#### [Exercise details]
Reproduce every entry in the listing without alteration.

Data entries:
** Begin **

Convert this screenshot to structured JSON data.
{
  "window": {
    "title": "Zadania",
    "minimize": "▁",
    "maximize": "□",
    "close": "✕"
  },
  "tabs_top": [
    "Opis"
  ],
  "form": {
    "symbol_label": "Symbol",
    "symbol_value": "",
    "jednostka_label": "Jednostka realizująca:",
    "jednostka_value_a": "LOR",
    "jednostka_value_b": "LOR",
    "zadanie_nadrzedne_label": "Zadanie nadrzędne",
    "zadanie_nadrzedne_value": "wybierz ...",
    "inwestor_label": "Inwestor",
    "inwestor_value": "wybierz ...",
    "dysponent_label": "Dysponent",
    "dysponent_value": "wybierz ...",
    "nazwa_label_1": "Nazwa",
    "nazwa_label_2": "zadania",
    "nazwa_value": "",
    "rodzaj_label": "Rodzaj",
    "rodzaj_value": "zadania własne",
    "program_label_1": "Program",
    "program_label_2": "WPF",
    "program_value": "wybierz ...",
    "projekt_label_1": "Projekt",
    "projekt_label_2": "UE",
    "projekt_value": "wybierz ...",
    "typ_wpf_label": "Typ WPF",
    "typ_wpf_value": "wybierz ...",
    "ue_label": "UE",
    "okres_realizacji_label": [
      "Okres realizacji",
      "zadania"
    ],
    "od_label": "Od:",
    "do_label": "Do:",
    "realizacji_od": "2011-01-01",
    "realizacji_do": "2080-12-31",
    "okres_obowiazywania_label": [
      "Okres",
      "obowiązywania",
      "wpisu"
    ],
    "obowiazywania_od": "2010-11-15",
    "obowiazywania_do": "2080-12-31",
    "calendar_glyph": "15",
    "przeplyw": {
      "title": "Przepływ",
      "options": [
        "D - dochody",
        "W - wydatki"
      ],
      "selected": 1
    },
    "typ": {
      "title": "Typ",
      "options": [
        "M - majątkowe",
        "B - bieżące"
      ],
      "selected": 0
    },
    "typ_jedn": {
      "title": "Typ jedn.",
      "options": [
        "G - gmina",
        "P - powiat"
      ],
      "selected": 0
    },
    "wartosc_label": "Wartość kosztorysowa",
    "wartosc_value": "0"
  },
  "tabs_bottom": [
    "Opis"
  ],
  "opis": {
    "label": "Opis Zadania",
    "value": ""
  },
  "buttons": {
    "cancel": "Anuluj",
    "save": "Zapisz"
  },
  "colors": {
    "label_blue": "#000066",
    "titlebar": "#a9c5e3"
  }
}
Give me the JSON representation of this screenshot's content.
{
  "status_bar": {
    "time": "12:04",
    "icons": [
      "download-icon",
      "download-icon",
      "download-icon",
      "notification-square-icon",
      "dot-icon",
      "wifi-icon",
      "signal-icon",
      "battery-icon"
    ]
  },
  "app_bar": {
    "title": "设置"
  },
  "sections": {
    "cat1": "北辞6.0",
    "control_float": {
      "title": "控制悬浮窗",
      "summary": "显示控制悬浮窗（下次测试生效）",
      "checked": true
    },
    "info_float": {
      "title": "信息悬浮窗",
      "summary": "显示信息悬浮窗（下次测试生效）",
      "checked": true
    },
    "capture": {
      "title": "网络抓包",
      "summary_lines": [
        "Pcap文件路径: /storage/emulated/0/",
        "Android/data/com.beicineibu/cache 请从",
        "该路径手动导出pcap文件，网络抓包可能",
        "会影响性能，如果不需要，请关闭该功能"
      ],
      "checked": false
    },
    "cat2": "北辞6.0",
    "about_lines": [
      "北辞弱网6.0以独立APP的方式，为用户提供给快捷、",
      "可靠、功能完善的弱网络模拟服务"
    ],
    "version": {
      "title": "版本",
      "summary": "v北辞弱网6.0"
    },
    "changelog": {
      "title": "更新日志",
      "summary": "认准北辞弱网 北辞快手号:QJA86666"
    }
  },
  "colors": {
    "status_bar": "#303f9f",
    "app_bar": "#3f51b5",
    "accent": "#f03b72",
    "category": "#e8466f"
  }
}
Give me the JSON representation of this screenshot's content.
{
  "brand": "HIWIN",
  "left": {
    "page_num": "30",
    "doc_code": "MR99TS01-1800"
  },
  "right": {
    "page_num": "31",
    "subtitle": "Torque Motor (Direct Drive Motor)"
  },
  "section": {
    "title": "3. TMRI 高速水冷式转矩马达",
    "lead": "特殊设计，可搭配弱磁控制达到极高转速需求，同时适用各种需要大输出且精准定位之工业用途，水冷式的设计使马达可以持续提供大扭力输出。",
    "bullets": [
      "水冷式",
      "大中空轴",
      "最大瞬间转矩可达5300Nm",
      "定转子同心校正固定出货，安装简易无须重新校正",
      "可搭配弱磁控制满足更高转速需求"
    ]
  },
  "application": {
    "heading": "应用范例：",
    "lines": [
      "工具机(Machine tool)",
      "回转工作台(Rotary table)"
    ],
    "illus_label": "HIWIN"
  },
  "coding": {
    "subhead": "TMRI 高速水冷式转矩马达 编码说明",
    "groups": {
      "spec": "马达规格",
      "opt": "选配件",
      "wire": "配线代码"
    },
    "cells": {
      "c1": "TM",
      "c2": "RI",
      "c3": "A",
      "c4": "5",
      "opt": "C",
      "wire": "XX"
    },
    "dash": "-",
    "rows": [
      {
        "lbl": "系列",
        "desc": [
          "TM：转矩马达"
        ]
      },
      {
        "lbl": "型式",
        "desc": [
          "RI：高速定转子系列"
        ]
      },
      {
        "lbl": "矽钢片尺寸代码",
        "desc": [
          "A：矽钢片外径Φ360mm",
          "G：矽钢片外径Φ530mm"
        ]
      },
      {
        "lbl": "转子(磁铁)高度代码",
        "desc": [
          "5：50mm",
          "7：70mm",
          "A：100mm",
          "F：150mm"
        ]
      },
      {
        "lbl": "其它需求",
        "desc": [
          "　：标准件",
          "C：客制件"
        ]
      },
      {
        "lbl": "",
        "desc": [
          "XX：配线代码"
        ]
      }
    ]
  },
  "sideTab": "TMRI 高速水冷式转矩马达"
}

** End **

#### [Exercise result]
Convert this screenshot to structured JSON data.
{
  "window": {
    "title": "Zadania",
    "minimize": "▁",
    "maximize": "□",
    "close": "✕"
  },
  "tabs_top": [
    "Opis"
  ],
  "form": {
    "symbol_label": "Symbol",
    "symbol_value": "",
    "jednostka_label": "Jednostka realizująca:",
    "jednostka_value_a": "LOR",
    "jednostka_value_b": "LOR",
    "zadanie_nadrzedne_label": "Zadanie nadrzędne",
    "zadanie_nadrzedne_value": "wybierz ...",
    "inwestor_label": "Inwestor",
    "inwestor_value": "wybierz ...",
    "dysponent_label": "Dysponent",
    "dysponent_value": "wybierz ...",
    "nazwa_label_1": "Nazwa",
    "nazwa_label_2": "zadania",
    "nazwa_value": "",
    "rodzaj_label": "Rodzaj",
    "rodzaj_value": "zadania własne",
    "program_label_1": "Program",
    "program_label_2": "WPF",
    "program_value": "wybierz ...",
    "projekt_label_1": "Projekt",
    "projekt_label_2": "UE",
    "projekt_value": "wybierz ...",
    "typ_wpf_label": "Typ WPF",
    "typ_wpf_value": "wybierz ...",
    "ue_label": "UE",
    "okres_realizacji_label": [
      "Okres realizacji",
      "zadania"
    ],
    "od_label": "Od:",
    "do_label": "Do:",
    "realizacji_od": "2011-01-01",
    "realizacji_do": "2080-12-31",
    "okres_obowiazywania_label": [
      "Okres",
      "obowiązywania",
      "wpisu"
    ],
    "obowiazywania_od": "2010-11-15",
    "obowiazywania_do": "2080-12-31",
    "calendar_glyph": "15",
    "przeplyw": {
      "title": "Przepływ",
      "options": [
        "D - dochody",
        "W - wydatki"
      ],
      "selected": 1
    },
    "typ": {
      "title": "Typ",
      "options": [
        "M - majątkowe",
        "B - bieżące"
      ],
      "selected": 0
    },
    "typ_jedn": {
      "title": "Typ jedn.",
      "options": [
        "G - gmina",
        "P - powiat"
      ],
      "selected": 0
    },
    "wartosc_label": "Wartość kosztorysowa",
    "wartosc_value": "0"
  },
  "tabs_bottom": [
    "Opis"
  ],
  "opis": {
    "label": "Opis Zadania",
    "value": ""
  },
  "buttons": {
    "cancel": "Anuluj",
    "save": "Zapisz"
  },
  "colors": {
    "label_blue": "#000066",
    "titlebar": "#a9c5e3"
  }
}
Give me the JSON representation of this screenshot's content.
{
  "status_bar": {
    "time": "12:04",
    "icons": [
      "download-icon",
      "download-icon",
      "download-icon",
      "notification-square-icon",
      "dot-icon",
      "wifi-icon",
      "signal-icon",
      "battery-icon"
    ]
  },
  "app_bar": {
    "title": "设置"
  },
  "sections": {
    "cat1": "北辞6.0",
    "control_float": {
      "title": "控制悬浮窗",
      "summary": "显示控制悬浮窗（下次测试生效）",
      "checked": true
    },
    "info_float": {
      "title": "信息悬浮窗",
      "summary": "显示信息悬浮窗（下次测试生效）",
      "checked": true
    },
    "capture": {
      "title": "网络抓包",
      "summary_lines": [
        "Pcap文件路径: /storage/emulated/0/",
        "Android/data/com.beicineibu/cache 请从",
        "该路径手动导出pcap文件，网络抓包可能",
        "会影响性能，如果不需要，请关闭该功能"
      ],
      "checked": false
    },
    "cat2": "北辞6.0",
    "about_lines": [
      "北辞弱网6.0以独立APP的方式，为用户提供给快捷、",
      "可靠、功能完善的弱网络模拟服务"
    ],
    "version": {
      "title": "版本",
      "summary": "v北辞弱网6.0"
    },
    "changelog": {
      "title": "更新日志",
      "summary": "认准北辞弱网 北辞快手号:QJA86666"
    }
  },
  "colors": {
    "status_bar": "#303f9f",
    "app_bar": "#3f51b5",
    "accent": "#f03b72",
    "category": "#e8466f"
  }
}
Give me the JSON representation of this screenshot's content.
{
  "brand": "HIWIN",
  "left": {
    "page_num": "30",
    "doc_code": "MR99TS01-1800"
  },
  "right": {
    "page_num": "31",
    "subtitle": "Torque Motor (Direct Drive Motor)"
  },
  "section": {
    "title": "3. TMRI 高速水冷式转矩马达",
    "lead": "特殊设计，可搭配弱磁控制达到极高转速需求，同时适用各种需要大输出且精准定位之工业用途，水冷式的设计使马达可以持续提供大扭力输出。",
    "bullets": [
      "水冷式",
      "大中空轴",
      "最大瞬间转矩可达5300Nm",
      "定转子同心校正固定出货，安装简易无须重新校正",
      "可搭配弱磁控制满足更高转速需求"
    ]
  },
  "application": {
    "heading": "应用范例：",
    "lines": [
      "工具机(Machine tool)",
      "回转工作台(Rotary table)"
    ],
    "illus_label": "HIWIN"
  },
  "coding": {
    "subhead": "TMRI 高速水冷式转矩马达 编码说明",
    "groups": {
      "spec": "马达规格",
      "opt": "选配件",
      "wire": "配线代码"
    },
    "cells": {
      "c1": "TM",
      "c2": "RI",
      "c3": "A",
      "c4": "5",
      "opt": "C",
      "wire": "XX"
    },
    "dash": "-",
    "rows": [
      {
        "lbl": "系列",
        "desc": [
          "TM：转矩马达"
        ]
      },
      {
        "lbl": "型式",
        "desc": [
          "RI：高速定转子系列"
        ]
      },
      {
        "lbl": "矽钢片尺寸代码",
        "desc": [
          "A：矽钢片外径Φ360mm",
          "G：矽钢片外径Φ530mm"
        ]
      },
      {
        "lbl": "转子(磁铁)高度代码",
        "desc": [
          "5：50mm",
          "7：70mm",
          "A：100mm",
          "F：150mm"
        ]
      },
      {
        "lbl": "其它需求",
        "desc": [
          "　：标准件",
          "C：客制件"
        ]
      },
      {
        "lbl": "",
        "desc": [
          "XX：配线代码"
        ]
      }
    ]
  },
  "sideTab": "TMRI 高速水冷式转矩马达"
}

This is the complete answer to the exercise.